### What you have to do:
Retype all of the data. Every line must match exactly.
:::
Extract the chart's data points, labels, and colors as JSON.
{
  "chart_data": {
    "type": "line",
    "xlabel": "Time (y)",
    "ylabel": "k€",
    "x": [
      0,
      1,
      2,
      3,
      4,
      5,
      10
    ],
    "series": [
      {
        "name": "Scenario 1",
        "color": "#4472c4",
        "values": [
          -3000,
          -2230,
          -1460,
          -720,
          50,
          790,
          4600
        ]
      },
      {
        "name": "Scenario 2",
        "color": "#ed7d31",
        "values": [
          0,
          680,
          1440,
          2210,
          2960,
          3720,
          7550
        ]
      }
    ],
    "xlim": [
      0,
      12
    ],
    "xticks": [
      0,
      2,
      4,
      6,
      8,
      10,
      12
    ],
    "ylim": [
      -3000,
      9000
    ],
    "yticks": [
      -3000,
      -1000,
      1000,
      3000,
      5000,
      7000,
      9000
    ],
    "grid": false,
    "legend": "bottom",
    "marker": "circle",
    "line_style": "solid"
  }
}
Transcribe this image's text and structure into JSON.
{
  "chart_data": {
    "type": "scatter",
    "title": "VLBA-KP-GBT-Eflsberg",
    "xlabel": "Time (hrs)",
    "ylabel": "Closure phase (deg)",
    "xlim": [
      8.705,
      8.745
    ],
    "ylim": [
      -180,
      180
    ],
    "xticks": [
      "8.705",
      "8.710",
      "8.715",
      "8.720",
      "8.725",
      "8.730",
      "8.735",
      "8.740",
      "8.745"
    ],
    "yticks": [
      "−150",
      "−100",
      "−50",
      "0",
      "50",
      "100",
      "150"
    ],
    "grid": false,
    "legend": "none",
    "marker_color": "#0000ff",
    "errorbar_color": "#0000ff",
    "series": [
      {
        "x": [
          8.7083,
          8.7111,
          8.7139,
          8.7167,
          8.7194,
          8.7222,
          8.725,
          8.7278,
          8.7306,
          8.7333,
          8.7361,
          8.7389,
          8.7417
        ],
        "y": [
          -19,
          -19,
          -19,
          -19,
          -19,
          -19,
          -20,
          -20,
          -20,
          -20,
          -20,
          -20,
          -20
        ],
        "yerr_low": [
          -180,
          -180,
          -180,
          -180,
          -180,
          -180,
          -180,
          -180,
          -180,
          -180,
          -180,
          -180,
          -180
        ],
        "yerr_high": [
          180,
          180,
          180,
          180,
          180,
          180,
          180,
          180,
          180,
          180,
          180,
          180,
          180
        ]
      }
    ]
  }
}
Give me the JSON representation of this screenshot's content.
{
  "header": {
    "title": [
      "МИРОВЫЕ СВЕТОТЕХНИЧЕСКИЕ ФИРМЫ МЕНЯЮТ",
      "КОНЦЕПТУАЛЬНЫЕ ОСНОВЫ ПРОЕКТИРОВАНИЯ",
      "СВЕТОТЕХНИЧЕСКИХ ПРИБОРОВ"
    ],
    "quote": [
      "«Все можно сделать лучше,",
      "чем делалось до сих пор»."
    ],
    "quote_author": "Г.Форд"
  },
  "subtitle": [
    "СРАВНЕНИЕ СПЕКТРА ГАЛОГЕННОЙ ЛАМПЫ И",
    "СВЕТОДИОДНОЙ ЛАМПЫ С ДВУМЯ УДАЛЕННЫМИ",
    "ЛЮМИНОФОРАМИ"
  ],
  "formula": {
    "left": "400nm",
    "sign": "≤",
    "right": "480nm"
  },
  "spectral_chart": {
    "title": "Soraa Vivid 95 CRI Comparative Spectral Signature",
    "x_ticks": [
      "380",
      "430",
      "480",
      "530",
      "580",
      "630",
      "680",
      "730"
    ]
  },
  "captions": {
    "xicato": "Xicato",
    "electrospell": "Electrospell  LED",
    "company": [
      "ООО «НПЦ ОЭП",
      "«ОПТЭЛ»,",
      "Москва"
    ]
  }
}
:::
### Output of the exercise:
Extract the chart's data points, labels, and colors as JSON.
{
  "chart_data": {
    "type": "line",
    "xlabel": "Time (y)",
    "ylabel": "k€",
    "x": [
      0,
      1,
      2,
      3,
      4,
      5,
      10
    ],
    "series": [
      {
        "name": "Scenario 1",
        "color": "#4472c4",
        "values": [
          -3000,
          -2230,
          -1460,
          -720,
          50,
          790,
          4600
        ]
      },
      {
        "name": "Scenario 2",
        "color": "#ed7d31",
        "values": [
          0,
          680,
          1440,
          2210,
          2960,
          3720,
          7550
        ]
      }
    ],
    "xlim": [
      0,
      12
    ],
    "xticks": [
      0,
      2,
      4,
      6,
      8,
      10,
      12
    ],
    "ylim": [
      -3000,
      9000
    ],
    "yticks": [
      -3000,
      -1000,
      1000,
      3000,
      5000,
      7000,
      9000
    ],
    "grid": false,
    "legend": "bottom",
    "marker": "circle",
    "line_style": "solid"
  }
}
Transcribe this image's text and structure into JSON.
{
  "chart_data": {
    "type": "scatter",
    "title": "VLBA-KP-GBT-Eflsberg",
    "xlabel": "Time (hrs)",
    "ylabel": "Closure phase (deg)",
    "xlim": [
      8.705,
      8.745
    ],
    "ylim": [
      -180,
      180
    ],
    "xticks": [
      "8.705",
      "8.710",
      "8.715",
      "8.720",
      "8.725",
      "8.730",
      "8.735",
      "8.740",
      "8.745"
    ],
    "yticks": [
      "−150",
      "−100",
      "−50",
      "0",
      "50",
      "100",
      "150"
    ],
    "grid": false,
    "legend": "none",
    "marker_color": "#0000ff",
    "errorbar_color": "#0000ff",
    "series": [
      {
        "x": [
          8.7083,
          8.7111,
          8.7139,
          8.7167,
          8.7194,
          8.7222,
          8.725,
          8.7278,
          8.7306,
          8.7333,
          8.7361,
          8.7389,
          8.7417
        ],
        "y": [
          -19,
          -19,
          -19,
          -19,
          -19,
          -19,
          -20,
          -20,
          -20,
          -20,
          -20,
          -20,
          -20
        ],
        "yerr_low": [
          -180,
          -180,
          -180,
          -180,
          -180,
          -180,
          -180,
          -180,
          -180,
          -180,
          -180,
          -180,
          -180
        ],
        "yerr_high": [
          180,
          180,
          180,
          180,
          180,
          180,
          180,
          180,
          180,
          180,
          180,
          180,
          180
        ]
      }
    ]
  }
}
Give me the JSON representation of this screenshot's content.
{
  "header": {
    "title": [
      "МИРОВЫЕ СВЕТОТЕХНИЧЕСКИЕ ФИРМЫ МЕНЯЮТ",
      "КОНЦЕПТУАЛЬНЫЕ ОСНОВЫ ПРОЕКТИРОВАНИЯ",
      "СВЕТОТЕХНИЧЕСКИХ ПРИБОРОВ"
    ],
    "quote": [
      "«Все можно сделать лучше,",
      "чем делалось до сих пор»."
    ],
    "quote_author": "Г.Форд"
  },
  "subtitle": [
    "СРАВНЕНИЕ СПЕКТРА ГАЛОГЕННОЙ ЛАМПЫ И",
    "СВЕТОДИОДНОЙ ЛАМПЫ С ДВУМЯ УДАЛЕННЫМИ",
    "ЛЮМИНОФОРАМИ"
  ],
  "formula": {
    "left": "400nm",
    "sign": "≤",
    "right": "480nm"
  },
  "spectral_chart": {
    "title": "Soraa Vivid 95 CRI Comparative Spectral Signature",
    "x_ticks": [
      "380",
      "430",
      "480",
      "530",
      "580",
      "630",
      "680",
      "730"
    ]
  },
  "captions": {
    "xicato": "Xicato",
    "electrospell": "Electrospell  LED",
    "company": [
      "ООО «НПЦ ОЭП",
      "«ОПТЭЛ»,",
      "Москва"
    ]
  }
}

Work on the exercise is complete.